* [Textauszug]:
---
Nur eins beunruhigte ihn. Er hatte erwartet, wir würden als reuevolle Söhne vor ihm erscheinen und ihn um eine Unterstützung anflehen. Als er aber die Unterhaltung nach jenem Ziele hinlenken wollte, unterbrachen wir ihn mit einem so heiteren und ungezwungenen »Laß dich das nicht kümmern, wir kommen ganz gut vorwärts,« daß seine Verwunderung sich noch steigerte. Er sah einer Szene in altem Stile entgegen, meinte, die Söhne würden ihn um seine Verzeihung und um Geld bitten; es mag sein, daß er sogar einen Augenblick lang das Ausbleiben dieser Szene bedauerte; aber er sah uns seitdem mit größerer Achtung an. Beim Scheiden waren wir alle drei ergriffen. Fast schien es, als fürchte er sich vor der Rückkehr in seine düstere Einsamkeit inmitten der Trümmer eines Systems, dessen Aufrechterhaltung er sein Leben gewidmet hatte. Aber Alexander rief der Dienst, und ich ging nach Finnland.
---
* [Vorliegende Datensätze]:
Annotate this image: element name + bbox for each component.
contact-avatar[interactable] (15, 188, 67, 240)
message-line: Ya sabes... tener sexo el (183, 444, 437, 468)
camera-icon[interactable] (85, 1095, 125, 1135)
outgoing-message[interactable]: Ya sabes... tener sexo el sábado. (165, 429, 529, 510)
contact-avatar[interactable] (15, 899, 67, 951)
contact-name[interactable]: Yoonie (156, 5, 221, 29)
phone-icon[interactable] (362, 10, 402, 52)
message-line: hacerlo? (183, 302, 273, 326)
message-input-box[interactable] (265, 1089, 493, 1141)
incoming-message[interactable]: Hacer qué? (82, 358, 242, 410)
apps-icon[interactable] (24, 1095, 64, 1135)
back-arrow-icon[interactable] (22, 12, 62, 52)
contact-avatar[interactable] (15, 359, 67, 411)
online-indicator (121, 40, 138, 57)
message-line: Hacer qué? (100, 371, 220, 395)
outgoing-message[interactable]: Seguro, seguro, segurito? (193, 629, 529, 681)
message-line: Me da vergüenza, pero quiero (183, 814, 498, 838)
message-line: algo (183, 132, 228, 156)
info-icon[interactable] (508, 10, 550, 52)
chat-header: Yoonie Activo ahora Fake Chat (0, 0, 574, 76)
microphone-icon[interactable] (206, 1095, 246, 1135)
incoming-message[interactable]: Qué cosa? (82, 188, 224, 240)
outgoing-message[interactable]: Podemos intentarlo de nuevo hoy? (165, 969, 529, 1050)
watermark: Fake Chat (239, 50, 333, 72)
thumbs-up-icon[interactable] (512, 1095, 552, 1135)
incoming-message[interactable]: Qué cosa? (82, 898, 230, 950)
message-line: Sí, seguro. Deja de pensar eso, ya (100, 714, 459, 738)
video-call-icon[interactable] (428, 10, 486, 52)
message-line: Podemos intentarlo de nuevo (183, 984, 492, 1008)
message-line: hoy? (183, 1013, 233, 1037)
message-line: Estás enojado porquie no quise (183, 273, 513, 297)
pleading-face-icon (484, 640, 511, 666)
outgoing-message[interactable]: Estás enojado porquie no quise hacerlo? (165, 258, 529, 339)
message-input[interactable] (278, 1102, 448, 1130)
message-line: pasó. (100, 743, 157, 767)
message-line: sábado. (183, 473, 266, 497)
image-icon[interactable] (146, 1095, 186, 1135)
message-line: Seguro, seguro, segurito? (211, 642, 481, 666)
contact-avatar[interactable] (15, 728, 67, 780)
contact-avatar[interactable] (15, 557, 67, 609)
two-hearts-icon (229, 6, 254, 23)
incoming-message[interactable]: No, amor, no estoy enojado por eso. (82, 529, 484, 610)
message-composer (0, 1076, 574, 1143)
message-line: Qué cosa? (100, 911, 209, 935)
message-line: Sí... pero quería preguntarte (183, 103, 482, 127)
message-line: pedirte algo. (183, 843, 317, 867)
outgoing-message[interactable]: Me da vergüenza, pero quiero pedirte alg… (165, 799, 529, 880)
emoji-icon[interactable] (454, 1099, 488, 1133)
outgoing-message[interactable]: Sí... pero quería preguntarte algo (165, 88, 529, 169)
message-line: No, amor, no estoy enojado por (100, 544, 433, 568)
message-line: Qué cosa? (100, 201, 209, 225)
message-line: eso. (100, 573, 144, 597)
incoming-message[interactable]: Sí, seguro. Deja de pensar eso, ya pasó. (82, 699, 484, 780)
---
* [Zu bearbeitende Aufgaben]:
(1) Gib einen Abschnitt aus dem Textauszug wörtlich wieder: Fang bei den Worten „Nur eins beunruhigte“ an und hör nach den Worten „ging nach Finnland.“ auf.
(2) Beantworte anhand des Textauszugs, wohin die erzählende Person nach dem Abschied ging.

* [Lösungen der Aufgaben]:
(1)
Nur eins beunruhigte ihn. Er hatte erwartet, wir würden als reuevolle Söhne vor ihm erscheinen und ihn um eine Unterstützung anflehen. Als er aber die Unterhaltung nach jenem Ziele hinlenken wollte, unterbrachen wir ihn mit einem so heiteren und ungezwungenen »Laß dich das nicht kümmern, wir kommen ganz gut vorwärts,« daß seine Verwunderung sich noch steigerte. Er sah einer Szene in altem Stile entgegen, meinte, die Söhne würden ihn um seine Verzeihung und um Geld bitten; es mag sein, daß er sogar einen Augenblick lang das Ausbleiben dieser Szene bedauerte; aber er sah uns seitdem mit größerer Achtung an. Beim Scheiden waren wir alle drei ergriffen. Fast schien es, als fürchte er sich vor der Rückkehr in seine düstere Einsamkeit inmitten der Trümmer eines Systems, dessen Aufrechterhaltung er sein Leben gewidmet hatte. Aber Alexander rief der Dienst, und ich ging nach Finnland.

(2) Nach Finnland.